**PROBLEM STATEMENT**
Copy every line of the records below that holds the word "from".

**SOURCE MATERIAL**

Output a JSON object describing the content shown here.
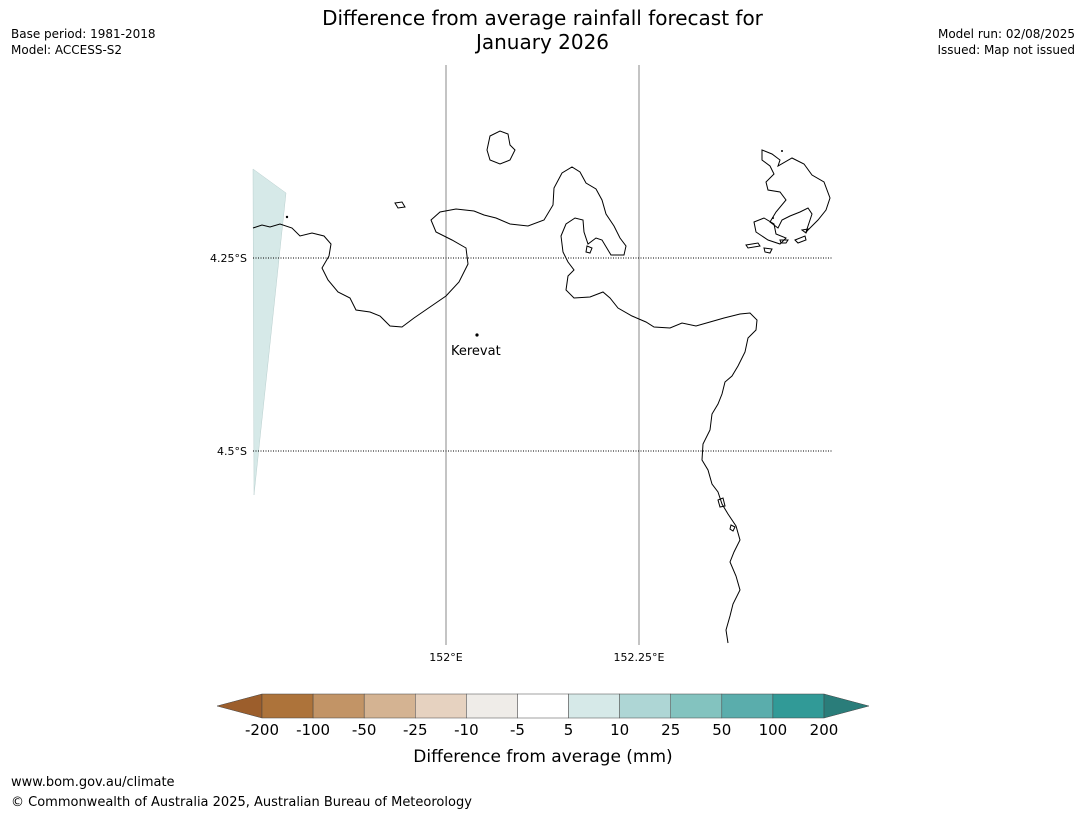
{
  "header": {
    "title_line1": "Difference from average rainfall forecast for",
    "title_line2": "January 2026",
    "base_period": "Base period: 1981-2018",
    "model": "Model: ACCESS-S2",
    "model_run": "Model run: 02/08/2025",
    "issued": "Issued: Map not issued"
  },
  "map": {
    "lat_labels": [
      "4.25°S",
      "4.5°S"
    ],
    "lon_labels": [
      "152°E",
      "152.25°E"
    ],
    "place_label": "Kerevat"
  },
  "legend": {
    "tick_labels": [
      "-200",
      "-100",
      "-50",
      "-25",
      "-10",
      "-5",
      "5",
      "10",
      "25",
      "50",
      "100",
      "200"
    ],
    "colors": [
      "#9c5e2c",
      "#ad733a",
      "#c29466",
      "#d4b392",
      "#e6d2c0",
      "#efece8",
      "#ffffff",
      "#d6e9e8",
      "#aed6d5",
      "#83c3bf",
      "#5aadac",
      "#319a97",
      "#2a7d7a"
    ],
    "title": "Difference from average (mm)"
  },
  "footer": {
    "url": "www.bom.gov.au/climate",
    "copyright": "© Commonwealth of Australia 2025, Australian Bureau of Meteorology"
  }
}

**TASK OUTPUT**
    "title_line1": "Difference from average rainfall forecast for",
    "title": "Difference from average (mm)"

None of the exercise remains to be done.